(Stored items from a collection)
┌──
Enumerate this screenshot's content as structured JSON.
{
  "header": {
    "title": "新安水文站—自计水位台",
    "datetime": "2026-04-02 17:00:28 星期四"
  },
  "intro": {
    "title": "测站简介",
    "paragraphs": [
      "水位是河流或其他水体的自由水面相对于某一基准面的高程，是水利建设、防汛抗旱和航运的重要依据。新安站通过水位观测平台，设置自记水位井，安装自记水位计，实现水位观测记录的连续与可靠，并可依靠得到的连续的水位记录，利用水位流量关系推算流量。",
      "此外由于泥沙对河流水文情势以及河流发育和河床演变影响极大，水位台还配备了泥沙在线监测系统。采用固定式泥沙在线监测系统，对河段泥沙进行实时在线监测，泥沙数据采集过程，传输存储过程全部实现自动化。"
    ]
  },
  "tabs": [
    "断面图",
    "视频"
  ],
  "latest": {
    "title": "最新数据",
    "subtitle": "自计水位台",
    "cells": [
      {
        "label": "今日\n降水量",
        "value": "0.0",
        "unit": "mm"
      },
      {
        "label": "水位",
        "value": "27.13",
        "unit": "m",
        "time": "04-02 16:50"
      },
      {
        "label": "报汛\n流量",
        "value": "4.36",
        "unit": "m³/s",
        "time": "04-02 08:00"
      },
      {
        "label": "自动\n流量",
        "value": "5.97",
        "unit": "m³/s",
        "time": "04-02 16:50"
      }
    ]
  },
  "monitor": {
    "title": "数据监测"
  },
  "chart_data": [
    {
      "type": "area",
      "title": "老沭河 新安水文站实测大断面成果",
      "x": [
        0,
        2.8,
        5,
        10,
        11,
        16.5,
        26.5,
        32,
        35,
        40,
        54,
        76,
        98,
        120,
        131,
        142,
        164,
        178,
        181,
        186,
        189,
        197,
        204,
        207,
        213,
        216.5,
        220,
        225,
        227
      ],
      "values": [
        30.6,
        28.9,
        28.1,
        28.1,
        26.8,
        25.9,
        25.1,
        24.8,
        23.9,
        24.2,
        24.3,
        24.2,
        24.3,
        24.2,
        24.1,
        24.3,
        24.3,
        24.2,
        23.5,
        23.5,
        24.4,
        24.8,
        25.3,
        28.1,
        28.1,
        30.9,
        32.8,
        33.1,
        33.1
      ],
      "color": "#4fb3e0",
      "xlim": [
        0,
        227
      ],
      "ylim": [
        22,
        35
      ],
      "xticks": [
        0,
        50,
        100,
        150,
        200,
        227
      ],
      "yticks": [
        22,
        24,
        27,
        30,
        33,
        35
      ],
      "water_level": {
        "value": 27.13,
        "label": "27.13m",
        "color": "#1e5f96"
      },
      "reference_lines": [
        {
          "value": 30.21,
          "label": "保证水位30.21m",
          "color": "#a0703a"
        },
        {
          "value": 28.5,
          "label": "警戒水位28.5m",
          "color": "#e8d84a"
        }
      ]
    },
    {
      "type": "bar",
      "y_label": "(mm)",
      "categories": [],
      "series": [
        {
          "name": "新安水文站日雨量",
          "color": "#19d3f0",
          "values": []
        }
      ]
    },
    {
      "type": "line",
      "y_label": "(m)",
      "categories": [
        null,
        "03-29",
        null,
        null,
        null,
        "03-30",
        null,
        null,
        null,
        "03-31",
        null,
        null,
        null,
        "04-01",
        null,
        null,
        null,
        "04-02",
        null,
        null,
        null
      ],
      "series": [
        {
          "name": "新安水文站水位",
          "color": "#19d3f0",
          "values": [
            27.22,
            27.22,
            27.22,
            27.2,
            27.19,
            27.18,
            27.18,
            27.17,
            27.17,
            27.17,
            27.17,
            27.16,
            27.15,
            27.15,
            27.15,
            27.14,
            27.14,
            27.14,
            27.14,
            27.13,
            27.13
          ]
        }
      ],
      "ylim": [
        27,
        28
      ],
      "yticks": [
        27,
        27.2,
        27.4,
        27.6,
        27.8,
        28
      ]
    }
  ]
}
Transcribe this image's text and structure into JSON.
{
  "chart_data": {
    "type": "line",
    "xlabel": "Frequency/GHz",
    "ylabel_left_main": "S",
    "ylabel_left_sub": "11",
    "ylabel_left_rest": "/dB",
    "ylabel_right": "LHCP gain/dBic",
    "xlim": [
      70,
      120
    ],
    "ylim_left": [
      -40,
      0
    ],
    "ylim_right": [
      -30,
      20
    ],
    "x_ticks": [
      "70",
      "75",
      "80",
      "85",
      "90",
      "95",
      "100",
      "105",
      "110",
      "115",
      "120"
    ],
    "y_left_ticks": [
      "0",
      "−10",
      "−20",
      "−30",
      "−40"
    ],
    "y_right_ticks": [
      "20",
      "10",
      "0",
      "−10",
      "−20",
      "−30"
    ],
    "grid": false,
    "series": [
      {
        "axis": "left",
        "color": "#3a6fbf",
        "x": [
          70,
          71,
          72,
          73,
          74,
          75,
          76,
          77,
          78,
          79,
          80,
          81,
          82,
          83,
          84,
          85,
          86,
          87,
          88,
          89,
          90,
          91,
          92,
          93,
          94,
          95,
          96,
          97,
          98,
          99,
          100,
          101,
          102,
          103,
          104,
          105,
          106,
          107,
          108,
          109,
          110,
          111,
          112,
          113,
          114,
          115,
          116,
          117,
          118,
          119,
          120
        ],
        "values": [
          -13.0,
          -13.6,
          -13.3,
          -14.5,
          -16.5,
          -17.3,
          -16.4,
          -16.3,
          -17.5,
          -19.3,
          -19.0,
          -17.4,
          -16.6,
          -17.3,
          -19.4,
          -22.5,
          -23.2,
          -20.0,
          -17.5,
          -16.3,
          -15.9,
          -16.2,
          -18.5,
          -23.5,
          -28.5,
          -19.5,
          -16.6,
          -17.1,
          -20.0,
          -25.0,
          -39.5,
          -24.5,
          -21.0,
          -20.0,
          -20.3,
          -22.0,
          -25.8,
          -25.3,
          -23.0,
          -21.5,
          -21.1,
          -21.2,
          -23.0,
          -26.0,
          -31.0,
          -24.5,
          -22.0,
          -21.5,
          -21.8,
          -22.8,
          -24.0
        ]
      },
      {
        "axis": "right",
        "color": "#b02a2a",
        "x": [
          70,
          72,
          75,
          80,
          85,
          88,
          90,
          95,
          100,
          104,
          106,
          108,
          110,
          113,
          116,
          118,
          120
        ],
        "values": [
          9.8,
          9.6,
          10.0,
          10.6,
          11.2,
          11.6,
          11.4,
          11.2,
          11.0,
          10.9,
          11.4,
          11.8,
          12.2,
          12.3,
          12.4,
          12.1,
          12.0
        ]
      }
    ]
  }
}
└──
[Problem]
Write out every record verbatim.

[Correct answer]
Enumerate this screenshot's content as structured JSON.
{
  "header": {
    "title": "新安水文站—自计水位台",
    "datetime": "2026-04-02 17:00:28 星期四"
  },
  "intro": {
    "title": "测站简介",
    "paragraphs": [
      "水位是河流或其他水体的自由水面相对于某一基准面的高程，是水利建设、防汛抗旱和航运的重要依据。新安站通过水位观测平台，设置自记水位井，安装自记水位计，实现水位观测记录的连续与可靠，并可依靠得到的连续的水位记录，利用水位流量关系推算流量。",
      "此外由于泥沙对河流水文情势以及河流发育和河床演变影响极大，水位台还配备了泥沙在线监测系统。采用固定式泥沙在线监测系统，对河段泥沙进行实时在线监测，泥沙数据采集过程，传输存储过程全部实现自动化。"
    ]
  },
  "tabs": [
    "断面图",
    "视频"
  ],
  "latest": {
    "title": "最新数据",
    "subtitle": "自计水位台",
    "cells": [
      {
        "label": "今日\n降水量",
        "value": "0.0",
        "unit": "mm"
      },
      {
        "label": "水位",
        "value": "27.13",
        "unit": "m",
        "time": "04-02 16:50"
      },
      {
        "label": "报汛\n流量",
        "value": "4.36",
        "unit": "m³/s",
        "time": "04-02 08:00"
      },
      {
        "label": "自动\n流量",
        "value": "5.97",
        "unit": "m³/s",
        "time": "04-02 16:50"
      }
    ]
  },
  "monitor": {
    "title": "数据监测"
  },
  "chart_data": [
    {
      "type": "area",
      "title": "老沭河 新安水文站实测大断面成果",
      "x": [
        0,
        2.8,
        5,
        10,
        11,
        16.5,
        26.5,
        32,
        35,
        40,
        54,
        76,
        98,
        120,
        131,
        142,
        164,
        178,
        181,
        186,
        189,
        197,
        204,
        207,
        213,
        216.5,
        220,
        225,
        227
      ],
      "values": [
        30.6,
        28.9,
        28.1,
        28.1,
        26.8,
        25.9,
        25.1,
        24.8,
        23.9,
        24.2,
        24.3,
        24.2,
        24.3,
        24.2,
        24.1,
        24.3,
        24.3,
        24.2,
        23.5,
        23.5,
        24.4,
        24.8,
        25.3,
        28.1,
        28.1,
        30.9,
        32.8,
        33.1,
        33.1
      ],
      "color": "#4fb3e0",
      "xlim": [
        0,
        227
      ],
      "ylim": [
        22,
        35
      ],
      "xticks": [
        0,
        50,
        100,
        150,
        200,
        227
      ],
      "yticks": [
        22,
        24,
        27,
        30,
        33,
        35
      ],
      "water_level": {
        "value": 27.13,
        "label": "27.13m",
        "color": "#1e5f96"
      },
      "reference_lines": [
        {
          "value": 30.21,
          "label": "保证水位30.21m",
          "color": "#a0703a"
        },
        {
          "value": 28.5,
          "label": "警戒水位28.5m",
          "color": "#e8d84a"
        }
      ]
    },
    {
      "type": "bar",
      "y_label": "(mm)",
      "categories": [],
      "series": [
        {
          "name": "新安水文站日雨量",
          "color": "#19d3f0",
          "values": []
        }
      ]
    },
    {
      "type": "line",
      "y_label": "(m)",
      "categories": [
        null,
        "03-29",
        null,
        null,
        null,
        "03-30",
        null,
        null,
        null,
        "03-31",
        null,
        null,
        null,
        "04-01",
        null,
        null,
        null,
        "04-02",
        null,
        null,
        null
      ],
      "series": [
        {
          "name": "新安水文站水位",
          "color": "#19d3f0",
          "values": [
            27.22,
            27.22,
            27.22,
            27.2,
            27.19,
            27.18,
            27.18,
            27.17,
            27.17,
            27.17,
            27.17,
            27.16,
            27.15,
            27.15,
            27.15,
            27.14,
            27.14,
            27.14,
            27.14,
            27.13,
            27.13
          ]
        }
      ],
      "ylim": [
        27,
        28
      ],
      "yticks": [
        27,
        27.2,
        27.4,
        27.6,
        27.8,
        28
      ]
    }
  ]
}
Transcribe this image's text and structure into JSON.
{
  "chart_data": {
    "type": "line",
    "xlabel": "Frequency/GHz",
    "ylabel_left_main": "S",
    "ylabel_left_sub": "11",
    "ylabel_left_rest": "/dB",
    "ylabel_right": "LHCP gain/dBic",
    "xlim": [
      70,
      120
    ],
    "ylim_left": [
      -40,
      0
    ],
    "ylim_right": [
      -30,
      20
    ],
    "x_ticks": [
      "70",
      "75",
      "80",
      "85",
      "90",
      "95",
      "100",
      "105",
      "110",
      "115",
      "120"
    ],
    "y_left_ticks": [
      "0",
      "−10",
      "−20",
      "−30",
      "−40"
    ],
    "y_right_ticks": [
      "20",
      "10",
      "0",
      "−10",
      "−20",
      "−30"
    ],
    "grid": false,
    "series": [
      {
        "axis": "left",
        "color": "#3a6fbf",
        "x": [
          70,
          71,
          72,
          73,
          74,
          75,
          76,
          77,
          78,
          79,
          80,
          81,
          82,
          83,
          84,
          85,
          86,
          87,
          88,
          89,
          90,
          91,
          92,
          93,
          94,
          95,
          96,
          97,
          98,
          99,
          100,
          101,
          102,
          103,
          104,
          105,
          106,
          107,
          108,
          109,
          110,
          111,
          112,
          113,
          114,
          115,
          116,
          117,
          118,
          119,
          120
        ],
        "values": [
          -13.0,
          -13.6,
          -13.3,
          -14.5,
          -16.5,
          -17.3,
          -16.4,
          -16.3,
          -17.5,
          -19.3,
          -19.0,
          -17.4,
          -16.6,
          -17.3,
          -19.4,
          -22.5,
          -23.2,
          -20.0,
          -17.5,
          -16.3,
          -15.9,
          -16.2,
          -18.5,
          -23.5,
          -28.5,
          -19.5,
          -16.6,
          -17.1,
          -20.0,
          -25.0,
          -39.5,
          -24.5,
          -21.0,
          -20.0,
          -20.3,
          -22.0,
          -25.8,
          -25.3,
          -23.0,
          -21.5,
          -21.1,
          -21.2,
          -23.0,
          -26.0,
          -31.0,
          -24.5,
          -22.0,
          -21.5,
          -21.8,
          -22.8,
          -24.0
        ]
      },
      {
        "axis": "right",
        "color": "#b02a2a",
        "x": [
          70,
          72,
          75,
          80,
          85,
          88,
          90,
          95,
          100,
          104,
          106,
          108,
          110,
          113,
          116,
          118,
          120
        ],
        "values": [
          9.8,
          9.6,
          10.0,
          10.6,
          11.2,
          11.6,
          11.4,
          11.2,
          11.0,
          10.9,
          11.4,
          11.8,
          12.2,
          12.3,
          12.4,
          12.1,
          12.0
        ]
      }
    ]
  }
}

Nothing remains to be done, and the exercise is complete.